**EJERCICIO 1**
En el cuaderno sobre el clasificador logístico, ¿qué color corresponde a la clase 2 en el diccionario `colors`?
**EJERCICIO 2**
Retoma el cuaderno sobre el clasificador logístico a partir de su última línea y sigue escribiendo su código.

**TEXTO DADO**
§ §

# Data Science Bootcamp
# <center> **Aula 19 -- Logistic Classifier**

In [None]:
import numpy as np
import matplotlib.pyplot as plt
import seaborn as sns

from sklearn.datasets import load_iris

from sklearn.metrics import classification_report, confusion_matrix
from sklearn.model_selection import train_test_split

## Load data

In [None]:
iris = load_iris()
X = iris['data']
y = iris['target']

In [None]:
colors = {0:'red', 1:'blue', 2:'green'}
c = []
for i in range(0, len(y)):
    c.append(colors[y[i]])

In [None]:
plt.figure()
plt.scatter(X[:,0], X[:,1], c=c)
plt.show()

In [None]:
# separamos en clases 0, 1, 2
y0 = np.argwhere(y==0)
y1 = np.argwhere(y==1)
y2 = np.argwhere(y==2)

X0 = X[y0]
X1 = X[y1]
X2 = X[y2]

# extract class 0 and 1
X01 = np.vstack([X0,X1]).reshape(-1,4)
y01 = np.stack(np.array(50*[0] + 50*[1]))

# extract class 1 and 2
X12 = np.vstack([X1,X2]).reshape(-1,4)
y12 = np.stack(np.array(50*[1] + 50*[2]))

In [None]:
print(X01.shape, y01.shape)
print(X12.shape, y12.shape)

## Clasificador logístico

In [None]:
def sigmoid(X, w):
    ''' Computes sigmoid function.
        Inputs:  X = data, as numpy array of shape (n,d+1).
                 w = vector of coeficients, as numpy array of shape (d+1,).
        Outputs: y = sigmoid function evaluated on each entry.
    '''
    return 1./(1. + np.exp(-X@w))


def fit(X, y, w0, alpha, maxIter=1000, eps=1e-3):
    ''' Iteración del clasificador logístico por descenso gradiente.
        Inputs:  X  = data, as numpy array of shape (n,d).
                 y  = vector of class labels (0 and 1) ad numpy arryas of shape (n,). 
                 w0 = initial vector of coeficients.
                 alpha = step size.
                 maxIter = max numer of iterations in gradient descent.
                 eps = convergence tolerance.
        Outputs: w     = optimal vector of coefficients.
                 conv  = convergence flag (1 = method converged; 0 = not).

§ §

**INFORMACIÓN DADA**

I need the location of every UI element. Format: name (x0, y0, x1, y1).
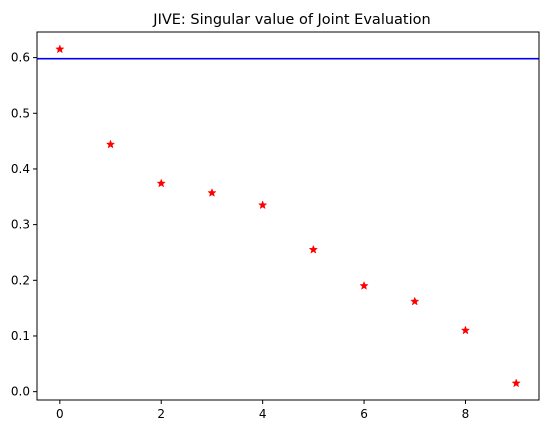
y-tick-label: 0.1 (11, 329, 30, 343)
data-point-6 (359, 280, 369, 290)
y-tick-label: 0.3 (11, 218, 30, 232)
data-point-1 (105, 139, 116, 149)
x-tick-label: 8 (462, 407, 470, 421)
y-tick-label: 0.0 (11, 385, 30, 399)
axes-frame (36, 31, 540, 401)
y-tick-label: 0.2 (11, 273, 30, 287)
data-point-5 (308, 244, 319, 254)
data-point-4 (257, 200, 268, 210)
data-point-7 (410, 296, 420, 306)
y-tick-label: 0.4 (11, 162, 30, 176)
x-tick-label: 4 (259, 407, 267, 421)
x-tick-label: 6 (360, 407, 368, 421)
x-tick-label: 0 (56, 407, 64, 421)
data-point-2 (156, 178, 166, 188)
data-point-3 (207, 188, 217, 197)
y-tick-label: 0.6 (11, 51, 30, 65)
data-point-0 (55, 44, 65, 54)
plot-area (37, 44, 539, 388)
y-tick-label: 0.5 (11, 106, 30, 120)
data-point-8 (460, 325, 471, 335)
x-tick-label: 2 (157, 407, 165, 421)
data-point-9 (511, 378, 521, 388)
axes: 0 2 4 6 8 0.0 0.1 0.2 0.3 0.4 0.5 0.6 (11, 31, 540, 421)
chart-title: JIVE: Singular value of Joint Evaluation (152, 12, 430, 28)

§ §

**RESPUESTA ESCRITA 1**
El verde ('green').

**RESPUESTA ESCRITA 2**
                 error = error after last step.
                 i     = number of total iterations. 
    '''
    n = X.shape[0]
    d = X.shape[1]

    # Add 1 dimension for the bias term
    X = np.concatenate([np.ones((n,1)), X], axis=1)

    # init data
    w = w0.copy()
    error = 10.*eps
    i = 0
    conv = 0

    # main iteration
    while ((i <= maxIter) and (error > eps)):
        wold = w.copy()
        diff = alpha*(y - sigmoid(X, w))
        for j in range(0, n):
            w += diff[j]*X[j,:]
        error = (np.abs(w - wold)).sum()
        if (error < eps): conv = 1
        i = i+1
    return w, conv, error, i

    
def predict(X, w):
    ''' Predicts labels on a dataset, by using optimal weights.
        Inputs:  X = data, as numpy array of shape (n,d),
                 w  = optimal vector (after fit), of shape (d+1,).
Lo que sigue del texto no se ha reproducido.